*Required work*
Are you able to quote each entry exactly as written?
........
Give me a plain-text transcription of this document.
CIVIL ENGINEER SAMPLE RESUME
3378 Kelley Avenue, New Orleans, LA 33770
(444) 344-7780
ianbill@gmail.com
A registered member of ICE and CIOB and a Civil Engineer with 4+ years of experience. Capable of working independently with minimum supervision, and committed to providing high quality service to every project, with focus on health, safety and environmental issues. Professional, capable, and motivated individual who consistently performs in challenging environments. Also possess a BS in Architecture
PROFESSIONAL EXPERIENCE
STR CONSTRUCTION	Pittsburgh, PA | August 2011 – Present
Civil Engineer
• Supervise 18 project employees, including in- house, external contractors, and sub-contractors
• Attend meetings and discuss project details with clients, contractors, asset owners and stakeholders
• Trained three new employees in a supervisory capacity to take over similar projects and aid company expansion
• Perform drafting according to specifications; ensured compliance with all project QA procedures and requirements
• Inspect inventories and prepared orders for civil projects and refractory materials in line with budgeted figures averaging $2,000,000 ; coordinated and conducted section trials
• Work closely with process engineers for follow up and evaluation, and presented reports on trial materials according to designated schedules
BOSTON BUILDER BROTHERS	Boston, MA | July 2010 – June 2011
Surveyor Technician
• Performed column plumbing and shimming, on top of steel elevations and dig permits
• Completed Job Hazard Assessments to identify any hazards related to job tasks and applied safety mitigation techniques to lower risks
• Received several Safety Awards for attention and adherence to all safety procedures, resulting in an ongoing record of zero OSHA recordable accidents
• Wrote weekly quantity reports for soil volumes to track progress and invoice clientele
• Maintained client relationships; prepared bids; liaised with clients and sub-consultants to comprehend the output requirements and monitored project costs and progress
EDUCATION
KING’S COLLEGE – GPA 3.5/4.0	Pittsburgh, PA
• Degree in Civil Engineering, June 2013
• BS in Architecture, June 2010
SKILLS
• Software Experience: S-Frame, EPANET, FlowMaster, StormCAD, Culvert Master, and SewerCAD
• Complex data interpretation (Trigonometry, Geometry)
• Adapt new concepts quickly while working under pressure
........
*Answer to this task*
Give me a plain-text transcription of this document.
CIVIL ENGINEER SAMPLE RESUME
3378 Kelley Avenue, New Orleans, LA 33770
(444) 344-7780
ianbill@gmail.com
A registered member of ICE and CIOB and a Civil Engineer with 4+ years of experience. Capable of working independently with minimum supervision, and committed to providing high quality service to every project, with focus on health, safety and environmental issues. Professional, capable, and motivated individual who consistently performs in challenging environments. Also possess a BS in Architecture
PROFESSIONAL EXPERIENCE
STR CONSTRUCTION	Pittsburgh, PA | August 2011 – Present
Civil Engineer
• Supervise 18 project employees, including in- house, external contractors, and sub-contractors
• Attend meetings and discuss project details with clients, contractors, asset owners and stakeholders
• Trained three new employees in a supervisory capacity to take over similar projects and aid company expansion
• Perform drafting according to specifications; ensured compliance with all project QA procedures and requirements
• Inspect inventories and prepared orders for civil projects and refractory materials in line with budgeted figures averaging $2,000,000 ; coordinated and conducted section trials
• Work closely with process engineers for follow up and evaluation, and presented reports on trial materials according to designated schedules
BOSTON BUILDER BROTHERS	Boston, MA | July 2010 – June 2011
Surveyor Technician
• Performed column plumbing and shimming, on top of steel elevations and dig permits
• Completed Job Hazard Assessments to identify any hazards related to job tasks and applied safety mitigation techniques to lower risks
• Received several Safety Awards for attention and adherence to all safety procedures, resulting in an ongoing record of zero OSHA recordable accidents
• Wrote weekly quantity reports for soil volumes to track progress and invoice clientele
• Maintained client relationships; prepared bids; liaised with clients and sub-consultants to comprehend the output requirements and monitored project costs and progress
EDUCATION
KING’S COLLEGE – GPA 3.5/4.0	Pittsburgh, PA
• Degree in Civil Engineering, June 2013
• BS in Architecture, June 2010
SKILLS
• Software Experience: S-Frame, EPANET, FlowMaster, StormCAD, Culvert Master, and SewerCAD
• Complex data interpretation (Trigonometry, Geometry)
• Adapt new concepts quickly while working under pressure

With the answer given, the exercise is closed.